**DO THIS:**
Write out the data below in full. Keep it exact.

**INPUT:**
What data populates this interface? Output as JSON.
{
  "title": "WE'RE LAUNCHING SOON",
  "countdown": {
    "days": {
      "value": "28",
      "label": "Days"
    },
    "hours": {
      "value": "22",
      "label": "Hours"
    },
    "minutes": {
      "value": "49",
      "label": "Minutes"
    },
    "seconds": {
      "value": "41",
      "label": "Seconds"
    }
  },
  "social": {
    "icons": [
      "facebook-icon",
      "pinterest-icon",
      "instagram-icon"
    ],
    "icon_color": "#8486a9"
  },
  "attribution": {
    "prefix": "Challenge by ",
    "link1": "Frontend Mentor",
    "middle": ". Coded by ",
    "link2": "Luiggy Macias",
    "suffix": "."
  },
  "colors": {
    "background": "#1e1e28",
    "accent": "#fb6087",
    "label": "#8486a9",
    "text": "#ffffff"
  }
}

**ANSWER FOR THE TASK:**
What data populates this interface? Output as JSON.
{
  "title": "WE'RE LAUNCHING SOON",
  "countdown": {
    "days": {
      "value": "28",
      "label": "Days"
    },
    "hours": {
      "value": "22",
      "label": "Hours"
    },
    "minutes": {
      "value": "49",
      "label": "Minutes"
    },
    "seconds": {
      "value": "41",
      "label": "Seconds"
    }
  },
  "social": {
    "icons": [
      "facebook-icon",
      "pinterest-icon",
      "instagram-icon"
    ],
    "icon_color": "#8486a9"
  },
  "attribution": {
    "prefix": "Challenge by ",
    "link1": "Frontend Mentor",
    "middle": ". Coded by ",
    "link2": "Luiggy Macias",
    "suffix": "."
  },
  "colors": {
    "background": "#1e1e28",
    "accent": "#fb6087",
    "label": "#8486a9",
    "text": "#ffffff"
  }
}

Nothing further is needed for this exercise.